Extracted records
_ _ _ _ _
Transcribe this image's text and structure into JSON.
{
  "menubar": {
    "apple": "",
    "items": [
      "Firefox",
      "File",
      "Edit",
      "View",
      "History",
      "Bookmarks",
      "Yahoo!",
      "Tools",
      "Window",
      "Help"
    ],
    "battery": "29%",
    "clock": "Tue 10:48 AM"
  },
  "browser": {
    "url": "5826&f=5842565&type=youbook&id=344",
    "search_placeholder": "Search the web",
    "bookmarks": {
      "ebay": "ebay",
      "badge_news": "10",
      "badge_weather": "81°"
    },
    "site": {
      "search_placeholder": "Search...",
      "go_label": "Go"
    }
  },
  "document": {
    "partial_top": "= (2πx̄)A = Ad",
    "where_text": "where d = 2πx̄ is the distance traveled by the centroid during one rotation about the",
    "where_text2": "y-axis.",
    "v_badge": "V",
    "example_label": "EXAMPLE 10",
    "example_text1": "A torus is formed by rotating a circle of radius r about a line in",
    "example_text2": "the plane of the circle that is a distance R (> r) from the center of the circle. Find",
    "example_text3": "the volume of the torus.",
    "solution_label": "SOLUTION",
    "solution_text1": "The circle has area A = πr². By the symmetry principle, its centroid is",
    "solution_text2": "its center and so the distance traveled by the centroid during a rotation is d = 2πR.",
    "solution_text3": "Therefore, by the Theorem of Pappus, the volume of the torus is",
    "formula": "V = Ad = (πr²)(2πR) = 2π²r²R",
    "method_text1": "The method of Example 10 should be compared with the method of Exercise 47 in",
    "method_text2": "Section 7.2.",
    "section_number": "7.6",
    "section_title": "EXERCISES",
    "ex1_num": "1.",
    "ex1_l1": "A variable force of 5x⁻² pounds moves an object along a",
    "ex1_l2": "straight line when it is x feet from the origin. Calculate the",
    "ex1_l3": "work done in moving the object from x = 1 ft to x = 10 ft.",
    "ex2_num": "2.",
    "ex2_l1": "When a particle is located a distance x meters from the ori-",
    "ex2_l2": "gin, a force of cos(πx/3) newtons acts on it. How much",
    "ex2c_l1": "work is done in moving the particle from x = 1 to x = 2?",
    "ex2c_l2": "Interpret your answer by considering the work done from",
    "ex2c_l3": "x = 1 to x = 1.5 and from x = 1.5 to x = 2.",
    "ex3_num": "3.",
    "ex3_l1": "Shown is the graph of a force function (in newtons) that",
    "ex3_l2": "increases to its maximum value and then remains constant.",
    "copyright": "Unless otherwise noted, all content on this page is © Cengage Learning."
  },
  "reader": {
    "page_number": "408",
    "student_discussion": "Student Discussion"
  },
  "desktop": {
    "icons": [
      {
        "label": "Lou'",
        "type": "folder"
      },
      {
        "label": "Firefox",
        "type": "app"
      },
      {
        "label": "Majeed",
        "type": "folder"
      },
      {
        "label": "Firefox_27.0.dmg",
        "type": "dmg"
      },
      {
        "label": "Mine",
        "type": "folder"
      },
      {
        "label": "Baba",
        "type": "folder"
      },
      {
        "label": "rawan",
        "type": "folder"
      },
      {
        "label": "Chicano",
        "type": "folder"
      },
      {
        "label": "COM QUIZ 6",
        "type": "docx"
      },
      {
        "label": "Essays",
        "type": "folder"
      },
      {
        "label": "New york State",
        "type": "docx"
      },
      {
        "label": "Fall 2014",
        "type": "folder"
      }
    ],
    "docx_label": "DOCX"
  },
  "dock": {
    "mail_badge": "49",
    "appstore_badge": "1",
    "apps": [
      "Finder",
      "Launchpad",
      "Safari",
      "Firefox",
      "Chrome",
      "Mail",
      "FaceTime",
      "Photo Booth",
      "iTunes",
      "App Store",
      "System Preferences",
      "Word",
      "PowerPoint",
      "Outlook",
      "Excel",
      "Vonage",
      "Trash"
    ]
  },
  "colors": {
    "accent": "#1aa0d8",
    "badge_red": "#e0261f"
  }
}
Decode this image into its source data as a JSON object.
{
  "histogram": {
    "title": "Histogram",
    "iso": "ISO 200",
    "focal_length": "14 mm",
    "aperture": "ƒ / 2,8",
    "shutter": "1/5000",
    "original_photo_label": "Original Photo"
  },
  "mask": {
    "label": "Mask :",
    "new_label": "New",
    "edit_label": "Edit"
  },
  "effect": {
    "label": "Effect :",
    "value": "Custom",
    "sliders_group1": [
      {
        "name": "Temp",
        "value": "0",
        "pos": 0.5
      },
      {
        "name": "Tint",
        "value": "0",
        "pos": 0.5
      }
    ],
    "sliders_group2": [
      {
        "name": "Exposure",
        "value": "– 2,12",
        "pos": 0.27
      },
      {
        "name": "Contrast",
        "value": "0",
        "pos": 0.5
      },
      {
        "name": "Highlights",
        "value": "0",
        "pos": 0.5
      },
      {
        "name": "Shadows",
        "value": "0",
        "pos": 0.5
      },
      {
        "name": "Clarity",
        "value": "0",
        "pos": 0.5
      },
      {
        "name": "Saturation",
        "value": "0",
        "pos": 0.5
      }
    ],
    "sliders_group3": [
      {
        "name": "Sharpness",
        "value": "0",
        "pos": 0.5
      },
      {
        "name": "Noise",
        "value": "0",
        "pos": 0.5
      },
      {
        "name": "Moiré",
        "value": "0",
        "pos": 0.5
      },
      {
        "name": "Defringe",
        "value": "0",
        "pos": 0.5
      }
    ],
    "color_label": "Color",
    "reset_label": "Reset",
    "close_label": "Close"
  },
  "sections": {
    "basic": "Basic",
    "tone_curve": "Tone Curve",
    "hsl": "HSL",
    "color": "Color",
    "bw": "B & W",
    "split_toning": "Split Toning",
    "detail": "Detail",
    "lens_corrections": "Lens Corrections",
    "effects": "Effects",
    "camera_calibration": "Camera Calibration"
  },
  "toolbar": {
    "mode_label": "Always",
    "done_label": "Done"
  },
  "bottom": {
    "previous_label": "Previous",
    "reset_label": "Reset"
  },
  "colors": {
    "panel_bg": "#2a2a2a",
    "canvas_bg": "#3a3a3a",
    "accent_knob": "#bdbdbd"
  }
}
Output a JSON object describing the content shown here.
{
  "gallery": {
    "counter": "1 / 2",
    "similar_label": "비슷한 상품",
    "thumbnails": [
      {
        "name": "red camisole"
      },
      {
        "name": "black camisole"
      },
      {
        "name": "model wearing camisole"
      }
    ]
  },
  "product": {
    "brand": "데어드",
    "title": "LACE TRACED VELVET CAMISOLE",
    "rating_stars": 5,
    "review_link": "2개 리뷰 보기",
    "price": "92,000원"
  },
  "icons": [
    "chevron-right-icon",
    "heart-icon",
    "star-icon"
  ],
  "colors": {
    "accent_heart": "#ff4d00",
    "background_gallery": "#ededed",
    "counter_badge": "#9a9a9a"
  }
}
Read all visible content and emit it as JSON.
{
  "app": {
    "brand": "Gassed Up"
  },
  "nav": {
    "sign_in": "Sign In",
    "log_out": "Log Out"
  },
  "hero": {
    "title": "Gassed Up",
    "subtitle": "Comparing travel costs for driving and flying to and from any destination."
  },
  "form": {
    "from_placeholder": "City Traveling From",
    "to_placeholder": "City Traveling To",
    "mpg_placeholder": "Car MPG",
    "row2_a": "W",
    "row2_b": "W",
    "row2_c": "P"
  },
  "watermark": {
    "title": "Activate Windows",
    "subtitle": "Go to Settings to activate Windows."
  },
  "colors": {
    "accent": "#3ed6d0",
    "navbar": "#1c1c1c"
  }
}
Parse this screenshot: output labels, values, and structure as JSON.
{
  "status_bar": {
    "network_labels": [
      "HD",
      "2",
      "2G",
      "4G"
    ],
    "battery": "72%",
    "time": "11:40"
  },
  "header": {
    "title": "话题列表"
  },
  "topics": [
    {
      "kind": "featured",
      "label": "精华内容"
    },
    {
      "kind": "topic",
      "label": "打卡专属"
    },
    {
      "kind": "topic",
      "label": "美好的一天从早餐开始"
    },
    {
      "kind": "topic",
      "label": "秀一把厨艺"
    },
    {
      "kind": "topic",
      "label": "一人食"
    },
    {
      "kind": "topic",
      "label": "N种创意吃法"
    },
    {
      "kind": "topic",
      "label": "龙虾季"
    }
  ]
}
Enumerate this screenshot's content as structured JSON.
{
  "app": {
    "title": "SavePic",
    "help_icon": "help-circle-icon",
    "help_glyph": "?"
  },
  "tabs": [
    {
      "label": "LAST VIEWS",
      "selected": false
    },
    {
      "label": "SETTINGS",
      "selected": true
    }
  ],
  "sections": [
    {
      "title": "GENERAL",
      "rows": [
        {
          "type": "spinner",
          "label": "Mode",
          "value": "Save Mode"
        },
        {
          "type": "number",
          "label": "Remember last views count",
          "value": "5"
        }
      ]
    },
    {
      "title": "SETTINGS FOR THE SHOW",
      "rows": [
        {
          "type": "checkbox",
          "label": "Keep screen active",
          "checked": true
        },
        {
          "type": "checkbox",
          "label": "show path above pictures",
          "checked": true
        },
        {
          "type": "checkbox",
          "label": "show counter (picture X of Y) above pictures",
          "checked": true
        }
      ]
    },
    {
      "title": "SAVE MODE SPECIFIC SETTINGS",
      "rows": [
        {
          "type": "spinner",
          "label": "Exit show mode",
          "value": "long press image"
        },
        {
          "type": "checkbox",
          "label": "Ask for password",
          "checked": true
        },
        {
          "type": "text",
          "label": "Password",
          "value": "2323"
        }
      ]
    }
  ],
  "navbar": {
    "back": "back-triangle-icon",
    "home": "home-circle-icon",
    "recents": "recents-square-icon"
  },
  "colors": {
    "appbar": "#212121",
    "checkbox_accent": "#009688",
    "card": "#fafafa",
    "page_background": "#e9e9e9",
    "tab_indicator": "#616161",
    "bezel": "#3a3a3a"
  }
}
_ _ _ _ _
▸ Directions
Pick out and copy the lines of the entries that hold the string "traveled".

▸ Worked solution
    "where_text": "where d = 2πx̄ is the distance traveled by the centroid during one rotation about the",
    "solution_text2": "its center and so the distance traveled by the centroid during a rotation is d = 2πR.",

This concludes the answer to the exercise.